Directions:
a – Reproduce the player profile from "Personal information" down to "(6 ft 0 in)", swapping "Ivanovo" for "Yaroslavl".
b – Extend the player profile onward from its final line.

Roman Pukhov

Personal information
- Full name: Roman Yevgenyevich Pukhov
- Date of birth: 7 December 2000 (age 24)
- Place of birth: Ivanovo, Russia
- Height: 1.82 m (6 ft 0 in)
- Position(s): Midfielder

Youth career
- 2017–2018: PFC CSKA Moscow
- 2018–2019: FC Dynamo Moscow

Senior career*
- Years: Team / Apps / (Gls)
- 2019–2021: FC Fakel Voronezh / 21 / (0)
- 2020–2021: FC Fakel-M Voronezh / 16 / (4)
- 2021–2022: FC Dynamo Vladivostok / 24 / (7)
- 2022: FC Zenit Penza / 1 / (0)
- 2023: FC Znamya Noginsk / 10 / (3)

(Page layout parsing data)

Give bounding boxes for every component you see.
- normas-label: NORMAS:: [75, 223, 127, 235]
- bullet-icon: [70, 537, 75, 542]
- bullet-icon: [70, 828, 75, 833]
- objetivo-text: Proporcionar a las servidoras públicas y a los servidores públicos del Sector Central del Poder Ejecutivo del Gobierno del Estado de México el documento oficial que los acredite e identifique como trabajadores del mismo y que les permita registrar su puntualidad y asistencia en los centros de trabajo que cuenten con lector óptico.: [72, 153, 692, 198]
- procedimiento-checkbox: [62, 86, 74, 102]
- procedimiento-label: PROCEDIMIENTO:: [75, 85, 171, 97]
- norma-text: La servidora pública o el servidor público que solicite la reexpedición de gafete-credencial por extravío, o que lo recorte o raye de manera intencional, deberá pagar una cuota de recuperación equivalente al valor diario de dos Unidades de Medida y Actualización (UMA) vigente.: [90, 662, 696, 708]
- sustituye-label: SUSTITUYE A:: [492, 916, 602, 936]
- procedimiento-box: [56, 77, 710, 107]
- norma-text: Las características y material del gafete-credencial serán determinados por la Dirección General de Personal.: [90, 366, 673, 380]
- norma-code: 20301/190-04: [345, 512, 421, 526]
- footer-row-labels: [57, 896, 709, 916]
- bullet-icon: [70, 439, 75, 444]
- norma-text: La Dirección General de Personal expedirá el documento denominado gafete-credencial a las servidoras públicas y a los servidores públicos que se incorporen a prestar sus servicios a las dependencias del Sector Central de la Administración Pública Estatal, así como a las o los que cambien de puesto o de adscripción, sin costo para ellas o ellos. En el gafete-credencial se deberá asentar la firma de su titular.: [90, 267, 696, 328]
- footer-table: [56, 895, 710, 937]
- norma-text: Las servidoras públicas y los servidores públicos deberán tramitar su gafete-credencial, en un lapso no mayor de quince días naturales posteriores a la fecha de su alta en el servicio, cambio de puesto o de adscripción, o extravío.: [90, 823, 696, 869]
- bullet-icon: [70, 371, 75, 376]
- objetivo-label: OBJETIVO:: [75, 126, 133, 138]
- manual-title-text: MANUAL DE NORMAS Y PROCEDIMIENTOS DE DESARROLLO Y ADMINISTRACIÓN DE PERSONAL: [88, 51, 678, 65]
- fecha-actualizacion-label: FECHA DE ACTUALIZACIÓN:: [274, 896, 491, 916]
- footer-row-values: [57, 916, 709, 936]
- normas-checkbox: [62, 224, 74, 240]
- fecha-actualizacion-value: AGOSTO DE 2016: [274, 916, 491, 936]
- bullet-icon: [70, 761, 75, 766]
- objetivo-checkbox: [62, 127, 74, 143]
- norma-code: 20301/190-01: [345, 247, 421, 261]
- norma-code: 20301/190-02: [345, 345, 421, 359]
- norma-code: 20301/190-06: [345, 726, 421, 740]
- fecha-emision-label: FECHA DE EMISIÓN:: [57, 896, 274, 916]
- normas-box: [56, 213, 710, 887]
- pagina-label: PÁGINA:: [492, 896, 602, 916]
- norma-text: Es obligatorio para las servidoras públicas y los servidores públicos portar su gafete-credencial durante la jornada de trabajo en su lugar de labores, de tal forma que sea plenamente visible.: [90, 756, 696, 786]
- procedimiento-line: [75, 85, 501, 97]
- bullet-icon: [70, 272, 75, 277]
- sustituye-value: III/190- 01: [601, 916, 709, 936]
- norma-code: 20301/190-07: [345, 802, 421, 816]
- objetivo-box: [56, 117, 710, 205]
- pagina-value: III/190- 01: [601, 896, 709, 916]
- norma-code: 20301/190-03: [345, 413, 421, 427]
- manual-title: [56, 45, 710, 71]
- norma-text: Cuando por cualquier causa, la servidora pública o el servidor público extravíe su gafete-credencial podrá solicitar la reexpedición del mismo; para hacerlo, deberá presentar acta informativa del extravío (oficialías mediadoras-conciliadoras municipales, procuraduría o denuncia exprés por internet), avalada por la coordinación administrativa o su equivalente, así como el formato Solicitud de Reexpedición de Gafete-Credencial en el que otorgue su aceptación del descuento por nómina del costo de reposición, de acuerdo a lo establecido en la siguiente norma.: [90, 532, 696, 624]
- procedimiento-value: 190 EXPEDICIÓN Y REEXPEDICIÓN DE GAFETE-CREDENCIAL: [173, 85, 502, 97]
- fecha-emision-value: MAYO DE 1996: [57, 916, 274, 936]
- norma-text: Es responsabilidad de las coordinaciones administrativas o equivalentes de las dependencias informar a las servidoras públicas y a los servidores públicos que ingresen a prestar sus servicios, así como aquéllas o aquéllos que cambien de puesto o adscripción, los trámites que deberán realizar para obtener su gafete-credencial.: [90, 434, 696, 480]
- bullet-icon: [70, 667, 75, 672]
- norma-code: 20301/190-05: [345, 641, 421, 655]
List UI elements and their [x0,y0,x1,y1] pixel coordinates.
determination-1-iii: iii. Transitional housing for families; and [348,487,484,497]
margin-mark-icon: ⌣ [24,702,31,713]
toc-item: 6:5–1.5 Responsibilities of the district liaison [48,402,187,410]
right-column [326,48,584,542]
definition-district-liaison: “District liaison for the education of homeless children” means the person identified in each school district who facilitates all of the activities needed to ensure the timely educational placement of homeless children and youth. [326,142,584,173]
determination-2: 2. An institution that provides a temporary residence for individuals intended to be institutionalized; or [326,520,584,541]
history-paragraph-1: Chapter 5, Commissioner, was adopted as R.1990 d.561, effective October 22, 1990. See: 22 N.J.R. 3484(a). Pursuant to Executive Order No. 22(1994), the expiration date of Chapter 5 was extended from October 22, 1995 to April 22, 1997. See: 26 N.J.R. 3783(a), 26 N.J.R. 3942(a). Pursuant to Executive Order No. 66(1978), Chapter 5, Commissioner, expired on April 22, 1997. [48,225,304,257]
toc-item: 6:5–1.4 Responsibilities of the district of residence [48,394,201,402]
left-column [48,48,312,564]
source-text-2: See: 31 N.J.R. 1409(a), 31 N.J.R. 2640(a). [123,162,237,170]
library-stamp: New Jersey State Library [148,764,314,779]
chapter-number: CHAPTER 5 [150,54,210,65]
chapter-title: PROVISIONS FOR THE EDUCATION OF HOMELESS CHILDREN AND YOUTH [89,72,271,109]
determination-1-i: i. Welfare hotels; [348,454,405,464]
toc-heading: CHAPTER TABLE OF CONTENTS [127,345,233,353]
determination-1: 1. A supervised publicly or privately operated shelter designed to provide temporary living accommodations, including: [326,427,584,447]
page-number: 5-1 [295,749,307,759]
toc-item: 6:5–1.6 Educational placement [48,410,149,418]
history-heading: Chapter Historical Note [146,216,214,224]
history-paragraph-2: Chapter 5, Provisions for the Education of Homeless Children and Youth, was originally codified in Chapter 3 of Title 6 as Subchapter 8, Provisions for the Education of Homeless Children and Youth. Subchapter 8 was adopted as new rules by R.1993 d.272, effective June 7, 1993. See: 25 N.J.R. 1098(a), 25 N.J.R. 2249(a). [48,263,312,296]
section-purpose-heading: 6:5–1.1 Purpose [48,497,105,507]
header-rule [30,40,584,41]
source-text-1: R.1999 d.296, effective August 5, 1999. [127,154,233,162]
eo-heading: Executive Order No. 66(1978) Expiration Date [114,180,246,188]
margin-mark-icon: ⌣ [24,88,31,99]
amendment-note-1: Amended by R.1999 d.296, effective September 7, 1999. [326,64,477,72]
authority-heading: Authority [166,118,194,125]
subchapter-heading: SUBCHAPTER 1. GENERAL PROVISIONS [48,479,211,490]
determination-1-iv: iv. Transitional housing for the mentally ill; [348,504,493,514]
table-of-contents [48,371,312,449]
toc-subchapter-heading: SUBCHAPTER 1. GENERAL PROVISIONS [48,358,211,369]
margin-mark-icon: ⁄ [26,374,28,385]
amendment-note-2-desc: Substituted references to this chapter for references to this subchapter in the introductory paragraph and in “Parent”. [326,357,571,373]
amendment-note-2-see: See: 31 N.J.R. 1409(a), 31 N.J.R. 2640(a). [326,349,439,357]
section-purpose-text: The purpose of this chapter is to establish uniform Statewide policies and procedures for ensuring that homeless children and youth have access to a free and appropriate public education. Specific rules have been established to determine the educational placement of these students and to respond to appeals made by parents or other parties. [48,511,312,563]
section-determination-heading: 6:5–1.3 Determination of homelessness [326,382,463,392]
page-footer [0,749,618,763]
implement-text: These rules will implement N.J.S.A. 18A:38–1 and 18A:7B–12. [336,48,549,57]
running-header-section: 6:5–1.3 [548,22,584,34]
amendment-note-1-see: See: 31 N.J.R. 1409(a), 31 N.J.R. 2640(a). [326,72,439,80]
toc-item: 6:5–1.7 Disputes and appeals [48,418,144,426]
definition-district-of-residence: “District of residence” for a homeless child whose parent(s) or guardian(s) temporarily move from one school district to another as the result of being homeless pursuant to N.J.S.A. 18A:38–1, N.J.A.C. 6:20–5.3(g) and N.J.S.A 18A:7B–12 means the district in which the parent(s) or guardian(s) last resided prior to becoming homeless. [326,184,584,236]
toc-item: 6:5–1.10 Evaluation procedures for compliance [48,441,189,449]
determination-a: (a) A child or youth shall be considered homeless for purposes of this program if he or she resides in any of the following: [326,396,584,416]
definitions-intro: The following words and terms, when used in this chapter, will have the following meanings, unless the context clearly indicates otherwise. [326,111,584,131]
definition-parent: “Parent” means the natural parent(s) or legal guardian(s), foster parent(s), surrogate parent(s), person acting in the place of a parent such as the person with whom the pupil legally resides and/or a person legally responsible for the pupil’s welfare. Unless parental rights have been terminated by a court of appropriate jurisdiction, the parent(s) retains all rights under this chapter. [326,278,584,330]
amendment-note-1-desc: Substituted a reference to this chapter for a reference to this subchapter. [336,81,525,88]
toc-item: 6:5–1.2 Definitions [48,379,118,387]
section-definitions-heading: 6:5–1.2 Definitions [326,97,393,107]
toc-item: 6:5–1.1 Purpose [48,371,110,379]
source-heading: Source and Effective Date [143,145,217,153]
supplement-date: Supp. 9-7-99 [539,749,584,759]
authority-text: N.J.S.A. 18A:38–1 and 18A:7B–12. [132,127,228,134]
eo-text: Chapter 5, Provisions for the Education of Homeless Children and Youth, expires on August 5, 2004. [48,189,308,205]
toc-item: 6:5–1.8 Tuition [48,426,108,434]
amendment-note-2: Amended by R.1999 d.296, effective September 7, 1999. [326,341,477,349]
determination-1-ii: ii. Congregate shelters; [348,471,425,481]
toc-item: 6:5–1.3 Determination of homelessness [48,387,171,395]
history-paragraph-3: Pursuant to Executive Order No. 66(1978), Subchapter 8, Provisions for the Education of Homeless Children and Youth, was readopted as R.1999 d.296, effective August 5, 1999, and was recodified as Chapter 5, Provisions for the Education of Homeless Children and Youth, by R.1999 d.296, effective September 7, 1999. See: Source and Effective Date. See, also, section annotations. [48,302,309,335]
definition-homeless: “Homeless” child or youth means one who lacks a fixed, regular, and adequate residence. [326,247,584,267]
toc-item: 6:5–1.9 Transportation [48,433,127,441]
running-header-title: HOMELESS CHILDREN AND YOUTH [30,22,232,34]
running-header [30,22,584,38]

Exercise answers:
a –
Personal information
- Full name: Roman Yevgenyevich Pukhov
- Date of birth: 7 December 2000 (age 24)
- Place of birth: Yaroslavl, Russia
- Height: 1.82 m (6 ft 0 in)

b –
= Roman Pukhov =

Russian footballer

Roman Yevgenyevich Pukhov (Роман Евгеньевич Пухов; born 7 December 2000) is a Russian former football player.

==Club career==
He played for PFC CSKA Moscow in the 2017–18 UEFA Youth League.

He made his debut in the Russian Football National League for FC Fakel Voronezh on 7 July 2019 in a game against FC Torpedo Moscow.